[start of TEXT SHOWN]
In April of 1963, King wrote a letter to eight clergymen in Birmingham, Alabama, which has come to be known as his “Letter from Birmingham Jail,” and on August 28 of the same year in Washington, D.C., at the urging of gospel singer Mahalia Jackson who encouraged him to “Tell them about the Dream, Martin!”, King delivered the concluding recitation in what has come to be known as his “I Have a Dream” speech.
The fierce urgency of now
In both the Birmingham letter and Washington, D.C., speech, King demonstratively spoke of the “fierce urgency of now” and the need for immediate action in addressing racial, social, and political upheaval in the quest for freedom and justice for all people. He said, “We are now faced with the fact that tomorrow is today. We are confronted with the fierce urgency of now.” In this unfolding conundrum of life and history, there “is” such a thing as being too late. This is no time for apathy or complacency. This is a time for vigorous and positive action.
What might King say to us today?
[end of TEXT SHOWN]
[start of DATASET EXTRACT]
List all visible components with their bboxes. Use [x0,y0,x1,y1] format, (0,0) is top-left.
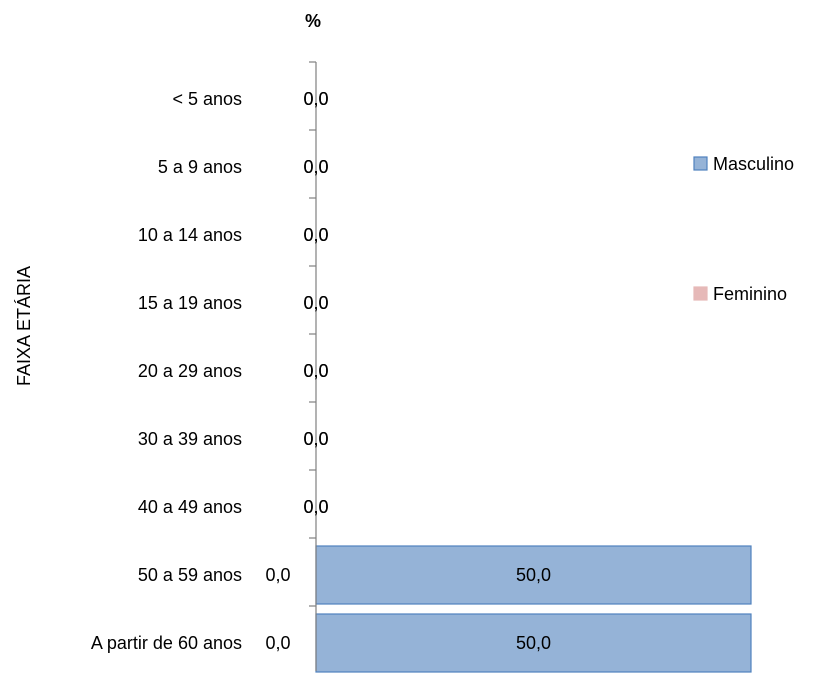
value-label-masculino: 0,0 [303,429,328,449]
bar-masculino [315,613,752,673]
value-label-masculino: 0,0 [303,361,328,381]
bars-masculino [315,545,752,673]
masculino-value-labels: 0,0 0,0 0,0 0,0 0,0 0,0 0,0 50,0 50,0 [303,89,551,653]
legend-swatch-feminino [693,286,708,301]
value-label-feminino: 0,0 [303,429,328,449]
value-label-feminino: 0,0 [303,157,328,177]
legend: Masculino Feminino [693,154,794,304]
category-label: < 5 anos [172,89,242,109]
value-label-masculino: 0,0 [303,89,328,109]
value-label-feminino: 0,0 [303,89,328,109]
legend-item-feminino: Feminino [693,284,787,304]
category-label: 50 a 59 anos [138,565,242,585]
value-label-feminino: 0,0 [265,565,290,585]
value-label-masculino: 0,0 [303,497,328,517]
feminino-value-labels: 0,0 0,0 0,0 0,0 0,0 0,0 0,0 0,0 0,0 [265,89,328,653]
category-label: 20 a 29 anos [138,361,242,381]
value-label-masculino: 50,0 [516,565,551,585]
value-label-masculino: 50,0 [516,633,551,653]
category-label: A partir de 60 anos [91,633,242,653]
y-axis-title: FAIXA ETÁRIA [14,266,34,386]
category-axis [309,61,317,671]
value-label-feminino: 0,0 [303,293,328,313]
category-label: 10 a 14 anos [138,225,242,245]
legend-swatch-masculino [693,156,708,171]
legend-item-masculino: Masculino [693,154,794,174]
value-label-masculino: 0,0 [303,225,328,245]
unit-label: % [305,11,321,31]
value-label-masculino: 0,0 [303,157,328,177]
legend-label-feminino: Feminino [713,284,787,304]
category-labels: < 5 anos 5 a 9 anos 10 a 14 anos 15 a 19 an… [91,89,242,653]
value-label-feminino: 0,0 [303,361,328,381]
bar-masculino [315,545,752,605]
value-label-masculino: 0,0 [303,293,328,313]
category-label: 40 a 49 anos [138,497,242,517]
category-label: 5 a 9 anos [158,157,242,177]
value-label-feminino: 0,0 [303,497,328,517]
value-label-feminino: 0,0 [303,225,328,245]
category-label: 15 a 19 anos [138,293,242,313]
legend-label-masculino: Masculino [713,154,794,174]
category-label: 30 a 39 anos [138,429,242,449]
value-label-feminino: 0,0 [265,633,290,653]
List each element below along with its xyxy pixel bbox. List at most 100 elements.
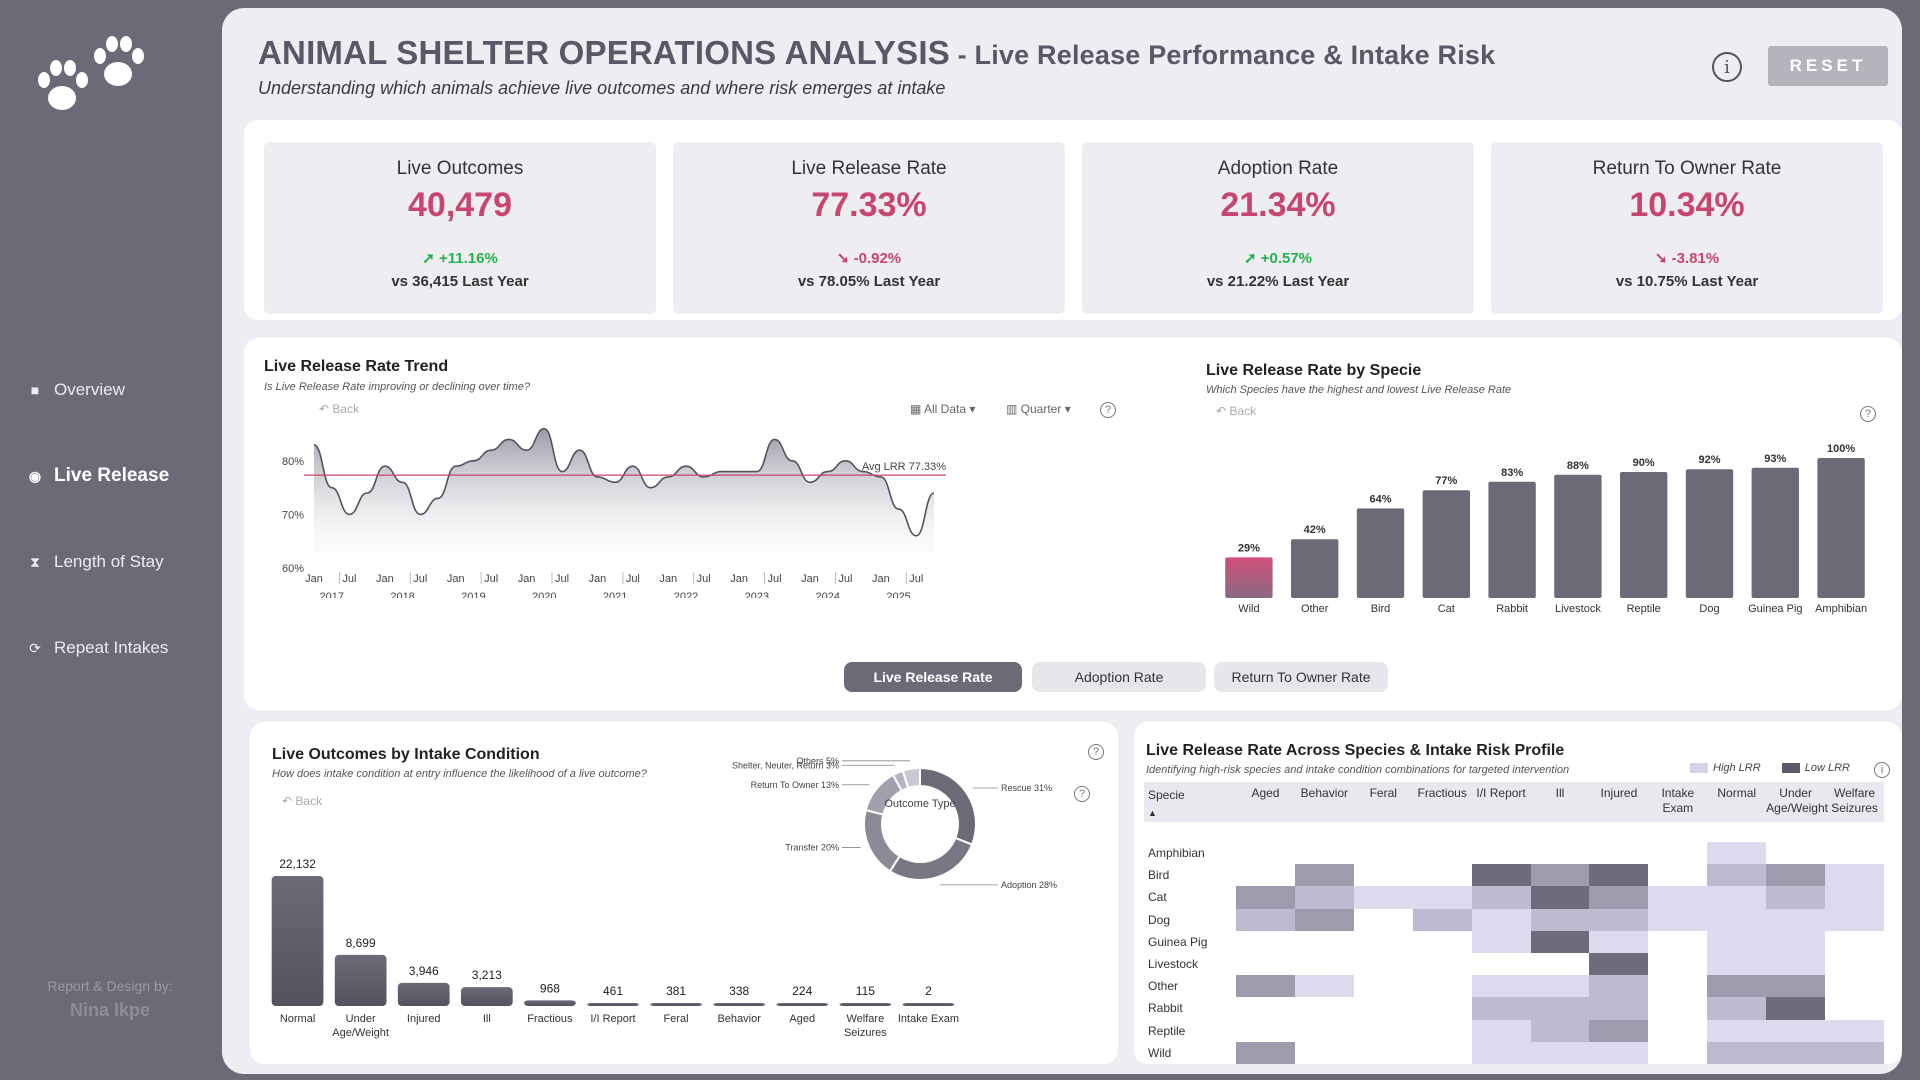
heatmap-cell[interactable] [1530,886,1590,909]
heatmap-cell[interactable] [1412,864,1472,887]
heatmap-cell[interactable] [1236,930,1295,953]
reset-button[interactable]: RESET [1768,46,1888,86]
heatmap-cell[interactable] [1530,908,1590,931]
heatmap-cell[interactable] [1766,975,1826,998]
heatmap-column-header[interactable]: Normal [1717,786,1757,800]
heatmap-cell[interactable] [1707,908,1767,931]
heatmap-info-icon[interactable]: i [1874,762,1890,778]
heatmap-cell[interactable] [1353,1041,1413,1064]
heatmap-cell[interactable] [1825,953,1884,976]
nav-item-length-of-stay[interactable]: ⧗ Length of Stay [28,552,164,572]
heatmap-cell[interactable] [1236,842,1295,865]
heatmap-cell[interactable] [1589,953,1649,976]
sort-asc-icon[interactable]: ▲ [1148,808,1157,818]
heatmap-column-header[interactable]: I/I Report [1476,786,1526,800]
nav-item-overview[interactable]: ■ Overview [28,380,125,400]
heatmap-cell[interactable] [1412,997,1472,1020]
heatmap-cell[interactable] [1707,997,1767,1020]
heatmap-cell[interactable] [1294,953,1354,976]
heatmap-column-header[interactable]: Under Age/Weight [1766,786,1828,815]
info-icon[interactable]: i [1712,52,1742,82]
species-help-icon[interactable]: ? [1860,406,1876,422]
heatmap-cell[interactable] [1530,864,1590,887]
heatmap-cell[interactable] [1707,930,1767,953]
heatmap-cell[interactable] [1707,1019,1767,1042]
trend-help-icon[interactable]: ? [1100,402,1116,418]
donut-help-icon[interactable]: ? [1074,786,1090,802]
heatmap-cell[interactable] [1766,842,1826,865]
heatmap-cell[interactable] [1412,1019,1472,1042]
nav-item-repeat-intakes[interactable]: ⟳ Repeat Intakes [28,638,168,658]
heatmap-column-header[interactable]: Behavior [1300,786,1349,800]
heatmap-cell[interactable] [1471,930,1531,953]
heatmap-cell[interactable] [1589,1041,1649,1064]
heatmap-cell[interactable] [1648,1041,1708,1064]
heatmap-cell[interactable] [1589,842,1649,865]
heatmap-cell[interactable] [1471,953,1531,976]
heatmap-cell[interactable] [1294,908,1354,931]
heatmap-cell[interactable] [1648,842,1708,865]
heatmap-cell[interactable] [1353,975,1413,998]
heatmap-cell[interactable] [1353,953,1413,976]
heatmap-column-header[interactable]: Ill [1555,786,1565,800]
heatmap-cell[interactable] [1530,953,1590,976]
toggle-live-release-rate[interactable]: Live Release Rate [844,662,1022,692]
toggle-adoption-rate[interactable]: Adoption Rate [1032,662,1206,692]
heatmap-cell[interactable] [1707,886,1767,909]
toggle-return-to-owner-rate[interactable]: Return To Owner Rate [1214,662,1388,692]
heatmap-column-header[interactable]: Fractious [1417,786,1467,800]
heatmap-cell[interactable] [1236,886,1295,909]
heatmap-cell[interactable] [1236,975,1295,998]
heatmap-cell[interactable] [1471,886,1531,909]
heatmap-cell[interactable] [1766,1041,1826,1064]
heatmap-cell[interactable] [1707,975,1767,998]
heatmap-cell[interactable] [1766,864,1826,887]
heatmap-column-header[interactable]: Welfare Seizures [1831,786,1878,815]
heatmap-cell[interactable] [1648,930,1708,953]
heatmap-cell[interactable] [1294,930,1354,953]
heatmap-cell[interactable] [1294,975,1354,998]
heatmap-cell[interactable] [1707,953,1767,976]
heatmap-cell[interactable] [1471,1041,1531,1064]
heatmap-cell[interactable] [1766,1019,1826,1042]
heatmap-cell[interactable] [1412,842,1472,865]
heatmap-cell[interactable] [1825,864,1884,887]
heatmap-cell[interactable] [1707,842,1767,865]
heatmap-cell[interactable] [1530,997,1590,1020]
heatmap-cell[interactable] [1589,908,1649,931]
heatmap-cell[interactable] [1825,886,1884,909]
heatmap-cell[interactable] [1471,1019,1531,1042]
heatmap-cell[interactable] [1825,975,1884,998]
species-back-button[interactable]: ↶ Back [1216,404,1256,418]
heatmap-cell[interactable] [1236,1019,1295,1042]
heatmap-cell[interactable] [1530,930,1590,953]
heatmap-cell[interactable] [1825,997,1884,1020]
heatmap-cell[interactable] [1825,1019,1884,1042]
heatmap-cell[interactable] [1294,1041,1354,1064]
heatmap-cell[interactable] [1471,908,1531,931]
heatmap-cell[interactable] [1236,864,1295,887]
heatmap-column-header[interactable]: Feral [1369,786,1397,800]
heatmap-cell[interactable] [1236,953,1295,976]
heatmap-cell[interactable] [1353,864,1413,887]
heatmap-cell[interactable] [1766,953,1826,976]
heatmap-cell[interactable] [1648,864,1708,887]
heatmap-cell[interactable] [1530,1041,1590,1064]
heatmap-cell[interactable] [1530,1019,1590,1042]
heatmap-cell[interactable] [1471,864,1531,887]
heatmap-cell[interactable] [1236,997,1295,1020]
heatmap-cell[interactable] [1294,864,1354,887]
heatmap-column-header[interactable]: Injured [1600,786,1638,800]
heatmap-cell[interactable] [1353,997,1413,1020]
heatmap-cell[interactable] [1353,1019,1413,1042]
heatmap-cell[interactable] [1648,975,1708,998]
heatmap-cell[interactable] [1825,842,1884,865]
heatmap-cell[interactable] [1766,886,1826,909]
heatmap-cell[interactable] [1412,886,1472,909]
heatmap-cell[interactable] [1353,842,1413,865]
heatmap-cell[interactable] [1825,930,1884,953]
heatmap-cell[interactable] [1707,864,1767,887]
heatmap-cell[interactable] [1236,1041,1295,1064]
granularity-dropdown[interactable]: ▥ Quarter ▾ [1006,402,1071,416]
heatmap-cell[interactable] [1471,842,1531,865]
[end of DATASET EXTRACT]
# GIVEN REQUEST:
Write out the passage above on King's Birmingham letter and "I Have a Dream" speech in full, word for word, headings included.

# FULL SOLUTION:
In April of 1963, King wrote a letter to eight clergymen in Birmingham, Alabama, which has come to be known as his “Letter from Birmingham Jail,” and on August 28 of the same year in Washington, D.C., at the urging of gospel singer Mahalia Jackson who encouraged him to “Tell them about the Dream, Martin!”, King delivered the concluding recitation in what has come to be known as his “I Have a Dream” speech.
The fierce urgency of now
In both the Birmingham letter and Washington, D.C., speech, King demonstratively spoke of the “fierce urgency of now” and the need for immediate action in addressing racial, social, and political upheaval in the quest for freedom and justice for all people. He said, “We are now faced with the fact that tomorrow is today. We are confronted with the fierce urgency of now.” In this unfolding conundrum of life and history, there “is” such a thing as being too late. This is no time for apathy or complacency. This is a time for vigorous and positive action.
What might King say to us today?